* _OBJECTIVE_
Output all entries verbatim. Skip pictures.

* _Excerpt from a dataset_
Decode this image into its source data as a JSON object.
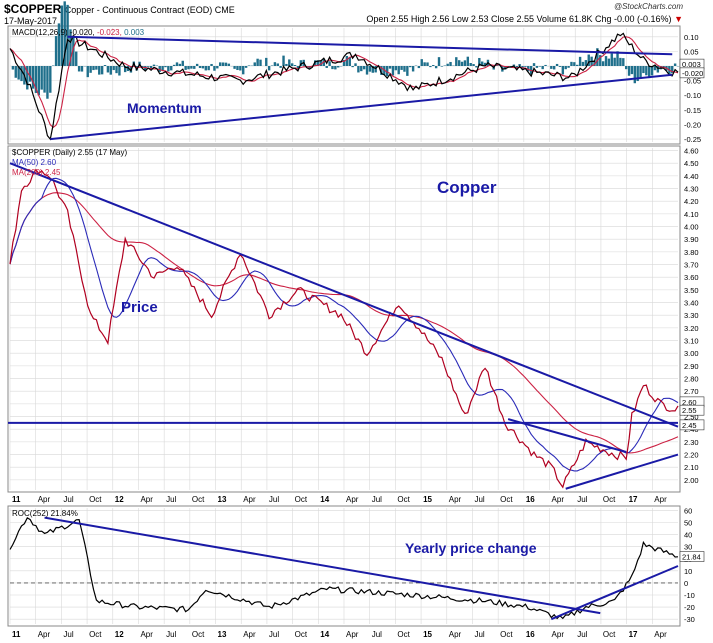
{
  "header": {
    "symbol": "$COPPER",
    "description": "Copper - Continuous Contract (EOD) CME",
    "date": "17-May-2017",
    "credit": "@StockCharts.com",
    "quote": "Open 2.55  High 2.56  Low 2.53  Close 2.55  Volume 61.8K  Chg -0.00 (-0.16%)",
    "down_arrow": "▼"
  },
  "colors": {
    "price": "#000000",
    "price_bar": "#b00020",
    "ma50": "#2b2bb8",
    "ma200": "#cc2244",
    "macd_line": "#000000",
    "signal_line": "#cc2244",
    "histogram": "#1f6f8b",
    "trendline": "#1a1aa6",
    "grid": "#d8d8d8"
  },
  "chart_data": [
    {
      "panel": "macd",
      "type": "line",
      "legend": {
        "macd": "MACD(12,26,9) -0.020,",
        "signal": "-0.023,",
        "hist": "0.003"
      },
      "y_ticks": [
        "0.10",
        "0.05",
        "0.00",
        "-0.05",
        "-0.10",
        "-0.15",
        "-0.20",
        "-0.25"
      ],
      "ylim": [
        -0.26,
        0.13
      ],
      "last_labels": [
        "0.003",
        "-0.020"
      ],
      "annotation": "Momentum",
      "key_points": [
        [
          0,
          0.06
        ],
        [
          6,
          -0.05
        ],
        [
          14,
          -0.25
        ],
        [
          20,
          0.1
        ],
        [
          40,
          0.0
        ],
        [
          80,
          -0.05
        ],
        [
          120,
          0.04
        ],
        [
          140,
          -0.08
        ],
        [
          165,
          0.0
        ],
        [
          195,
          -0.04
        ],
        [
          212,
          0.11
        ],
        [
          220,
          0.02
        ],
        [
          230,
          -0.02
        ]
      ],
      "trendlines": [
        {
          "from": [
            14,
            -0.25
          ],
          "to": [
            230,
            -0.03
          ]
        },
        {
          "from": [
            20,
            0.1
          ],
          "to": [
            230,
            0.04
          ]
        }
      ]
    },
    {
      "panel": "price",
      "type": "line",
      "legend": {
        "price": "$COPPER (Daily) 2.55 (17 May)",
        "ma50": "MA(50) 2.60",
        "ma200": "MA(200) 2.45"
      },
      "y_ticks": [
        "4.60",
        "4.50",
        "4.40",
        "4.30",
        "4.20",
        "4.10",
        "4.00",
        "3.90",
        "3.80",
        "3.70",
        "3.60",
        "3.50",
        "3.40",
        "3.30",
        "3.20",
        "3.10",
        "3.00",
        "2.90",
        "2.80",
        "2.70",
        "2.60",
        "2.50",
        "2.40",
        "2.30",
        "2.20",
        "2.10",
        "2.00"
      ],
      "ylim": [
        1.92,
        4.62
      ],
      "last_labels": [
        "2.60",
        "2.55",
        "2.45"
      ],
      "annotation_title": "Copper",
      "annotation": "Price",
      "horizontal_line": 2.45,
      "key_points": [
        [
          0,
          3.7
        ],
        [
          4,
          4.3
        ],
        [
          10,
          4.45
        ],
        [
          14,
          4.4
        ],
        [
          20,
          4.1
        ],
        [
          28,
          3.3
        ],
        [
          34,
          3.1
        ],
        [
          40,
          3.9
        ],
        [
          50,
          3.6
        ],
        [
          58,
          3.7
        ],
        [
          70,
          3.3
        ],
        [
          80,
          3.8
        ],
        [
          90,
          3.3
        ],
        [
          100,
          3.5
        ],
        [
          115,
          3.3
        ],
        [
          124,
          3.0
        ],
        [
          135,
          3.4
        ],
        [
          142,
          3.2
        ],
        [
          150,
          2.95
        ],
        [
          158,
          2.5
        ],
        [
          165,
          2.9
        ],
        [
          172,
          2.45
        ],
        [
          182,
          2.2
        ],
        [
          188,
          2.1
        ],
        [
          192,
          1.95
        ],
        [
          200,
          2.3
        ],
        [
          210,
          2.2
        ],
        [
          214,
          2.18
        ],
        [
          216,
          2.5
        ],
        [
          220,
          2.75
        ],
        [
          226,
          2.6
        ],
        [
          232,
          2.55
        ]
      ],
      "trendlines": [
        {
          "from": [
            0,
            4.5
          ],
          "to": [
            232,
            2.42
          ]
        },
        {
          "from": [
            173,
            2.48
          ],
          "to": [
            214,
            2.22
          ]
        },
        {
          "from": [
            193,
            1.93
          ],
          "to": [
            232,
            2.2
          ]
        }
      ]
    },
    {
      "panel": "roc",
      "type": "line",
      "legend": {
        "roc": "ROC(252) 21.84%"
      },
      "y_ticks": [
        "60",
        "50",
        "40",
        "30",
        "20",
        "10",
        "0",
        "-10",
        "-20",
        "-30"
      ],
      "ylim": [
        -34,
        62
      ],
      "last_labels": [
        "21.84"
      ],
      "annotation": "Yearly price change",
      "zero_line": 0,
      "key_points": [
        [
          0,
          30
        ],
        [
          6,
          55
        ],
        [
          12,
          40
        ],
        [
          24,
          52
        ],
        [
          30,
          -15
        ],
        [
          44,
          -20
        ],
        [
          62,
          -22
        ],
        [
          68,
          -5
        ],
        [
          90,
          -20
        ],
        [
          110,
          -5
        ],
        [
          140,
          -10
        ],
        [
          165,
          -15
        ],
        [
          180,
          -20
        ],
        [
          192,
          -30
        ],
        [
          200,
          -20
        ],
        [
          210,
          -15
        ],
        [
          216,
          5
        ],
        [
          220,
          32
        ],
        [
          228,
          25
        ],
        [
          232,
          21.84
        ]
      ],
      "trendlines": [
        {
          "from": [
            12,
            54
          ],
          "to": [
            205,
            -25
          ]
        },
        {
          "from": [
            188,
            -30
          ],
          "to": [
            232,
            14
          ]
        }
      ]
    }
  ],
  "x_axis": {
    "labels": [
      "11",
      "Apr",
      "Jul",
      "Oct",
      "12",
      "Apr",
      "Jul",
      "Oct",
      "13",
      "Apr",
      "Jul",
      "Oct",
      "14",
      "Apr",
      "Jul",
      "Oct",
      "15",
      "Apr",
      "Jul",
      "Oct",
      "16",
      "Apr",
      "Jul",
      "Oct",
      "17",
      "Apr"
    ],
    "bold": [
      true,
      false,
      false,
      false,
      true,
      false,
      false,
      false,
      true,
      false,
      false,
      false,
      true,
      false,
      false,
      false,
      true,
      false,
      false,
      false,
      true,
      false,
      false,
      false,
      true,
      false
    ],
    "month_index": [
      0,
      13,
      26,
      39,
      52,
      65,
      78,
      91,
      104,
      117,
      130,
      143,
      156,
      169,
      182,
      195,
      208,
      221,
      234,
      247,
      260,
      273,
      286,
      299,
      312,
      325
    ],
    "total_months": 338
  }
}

* _FINAL RESULT_
Decode this image into its source data as a JSON object.
{
  "header": {
    "symbol": "$COPPER",
    "description": "Copper - Continuous Contract (EOD) CME",
    "date": "17-May-2017",
    "credit": "@StockCharts.com",
    "quote": "Open 2.55  High 2.56  Low 2.53  Close 2.55  Volume 61.8K  Chg -0.00 (-0.16%)",
    "down_arrow": "▼"
  },
  "colors": {
    "price": "#000000",
    "price_bar": "#b00020",
    "ma50": "#2b2bb8",
    "ma200": "#cc2244",
    "macd_line": "#000000",
    "signal_line": "#cc2244",
    "histogram": "#1f6f8b",
    "trendline": "#1a1aa6",
    "grid": "#d8d8d8"
  },
  "chart_data": [
    {
      "panel": "macd",
      "type": "line",
      "legend": {
        "macd": "MACD(12,26,9) -0.020,",
        "signal": "-0.023,",
        "hist": "0.003"
      },
      "y_ticks": [
        "0.10",
        "0.05",
        "0.00",
        "-0.05",
        "-0.10",
        "-0.15",
        "-0.20",
        "-0.25"
      ],
      "ylim": [
        -0.26,
        0.13
      ],
      "last_labels": [
        "0.003",
        "-0.020"
      ],
      "annotation": "Momentum",
      "key_points": [
        [
          0,
          0.06
        ],
        [
          6,
          -0.05
        ],
        [
          14,
          -0.25
        ],
        [
          20,
          0.1
        ],
        [
          40,
          0.0
        ],
        [
          80,
          -0.05
        ],
        [
          120,
          0.04
        ],
        [
          140,
          -0.08
        ],
        [
          165,
          0.0
        ],
        [
          195,
          -0.04
        ],
        [
          212,
          0.11
        ],
        [
          220,
          0.02
        ],
        [
          230,
          -0.02
        ]
      ],
      "trendlines": [
        {
          "from": [
            14,
            -0.25
          ],
          "to": [
            230,
            -0.03
          ]
        },
        {
          "from": [
            20,
            0.1
          ],
          "to": [
            230,
            0.04
          ]
        }
      ]
    },
    {
      "panel": "price",
      "type": "line",
      "legend": {
        "price": "$COPPER (Daily) 2.55 (17 May)",
        "ma50": "MA(50) 2.60",
        "ma200": "MA(200) 2.45"
      },
      "y_ticks": [
        "4.60",
        "4.50",
        "4.40",
        "4.30",
        "4.20",
        "4.10",
        "4.00",
        "3.90",
        "3.80",
        "3.70",
        "3.60",
        "3.50",
        "3.40",
        "3.30",
        "3.20",
        "3.10",
        "3.00",
        "2.90",
        "2.80",
        "2.70",
        "2.60",
        "2.50",
        "2.40",
        "2.30",
        "2.20",
        "2.10",
        "2.00"
      ],
      "ylim": [
        1.92,
        4.62
      ],
      "last_labels": [
        "2.60",
        "2.55",
        "2.45"
      ],
      "annotation_title": "Copper",
      "annotation": "Price",
      "horizontal_line": 2.45,
      "key_points": [
        [
          0,
          3.7
        ],
        [
          4,
          4.3
        ],
        [
          10,
          4.45
        ],
        [
          14,
          4.4
        ],
        [
          20,
          4.1
        ],
        [
          28,
          3.3
        ],
        [
          34,
          3.1
        ],
        [
          40,
          3.9
        ],
        [
          50,
          3.6
        ],
        [
          58,
          3.7
        ],
        [
          70,
          3.3
        ],
        [
          80,
          3.8
        ],
        [
          90,
          3.3
        ],
        [
          100,
          3.5
        ],
        [
          115,
          3.3
        ],
        [
          124,
          3.0
        ],
        [
          135,
          3.4
        ],
        [
          142,
          3.2
        ],
        [
          150,
          2.95
        ],
        [
          158,
          2.5
        ],
        [
          165,
          2.9
        ],
        [
          172,
          2.45
        ],
        [
          182,
          2.2
        ],
        [
          188,
          2.1
        ],
        [
          192,
          1.95
        ],
        [
          200,
          2.3
        ],
        [
          210,
          2.2
        ],
        [
          214,
          2.18
        ],
        [
          216,
          2.5
        ],
        [
          220,
          2.75
        ],
        [
          226,
          2.6
        ],
        [
          232,
          2.55
        ]
      ],
      "trendlines": [
        {
          "from": [
            0,
            4.5
          ],
          "to": [
            232,
            2.42
          ]
        },
        {
          "from": [
            173,
            2.48
          ],
          "to": [
            214,
            2.22
          ]
        },
        {
          "from": [
            193,
            1.93
          ],
          "to": [
            232,
            2.2
          ]
        }
      ]
    },
    {
      "panel": "roc",
      "type": "line",
      "legend": {
        "roc": "ROC(252) 21.84%"
      },
      "y_ticks": [
        "60",
        "50",
        "40",
        "30",
        "20",
        "10",
        "0",
        "-10",
        "-20",
        "-30"
      ],
      "ylim": [
        -34,
        62
      ],
      "last_labels": [
        "21.84"
      ],
      "annotation": "Yearly price change",
      "zero_line": 0,
      "key_points": [
        [
          0,
          30
        ],
        [
          6,
          55
        ],
        [
          12,
          40
        ],
        [
          24,
          52
        ],
        [
          30,
          -15
        ],
        [
          44,
          -20
        ],
        [
          62,
          -22
        ],
        [
          68,
          -5
        ],
        [
          90,
          -20
        ],
        [
          110,
          -5
        ],
        [
          140,
          -10
        ],
        [
          165,
          -15
        ],
        [
          180,
          -20
        ],
        [
          192,
          -30
        ],
        [
          200,
          -20
        ],
        [
          210,
          -15
        ],
        [
          216,
          5
        ],
        [
          220,
          32
        ],
        [
          228,
          25
        ],
        [
          232,
          21.84
        ]
      ],
      "trendlines": [
        {
          "from": [
            12,
            54
          ],
          "to": [
            205,
            -25
          ]
        },
        {
          "from": [
            188,
            -30
          ],
          "to": [
            232,
            14
          ]
        }
      ]
    }
  ],
  "x_axis": {
    "labels": [
      "11",
      "Apr",
      "Jul",
      "Oct",
      "12",
      "Apr",
      "Jul",
      "Oct",
      "13",
      "Apr",
      "Jul",
      "Oct",
      "14",
      "Apr",
      "Jul",
      "Oct",
      "15",
      "Apr",
      "Jul",
      "Oct",
      "16",
      "Apr",
      "Jul",
      "Oct",
      "17",
      "Apr"
    ],
    "bold": [
      true,
      false,
      false,
      false,
      true,
      false,
      false,
      false,
      true,
      false,
      false,
      false,
      true,
      false,
      false,
      false,
      true,
      false,
      false,
      false,
      true,
      false,
      false,
      false,
      true,
      false
    ],
    "month_index": [
      0,
      13,
      26,
      39,
      52,
      65,
      78,
      91,
      104,
      117,
      130,
      143,
      156,
      169,
      182,
      195,
      208,
      221,
      234,
      247,
      260,
      273,
      286,
      299,
      312,
      325
    ],
    "total_months": 338
  }
}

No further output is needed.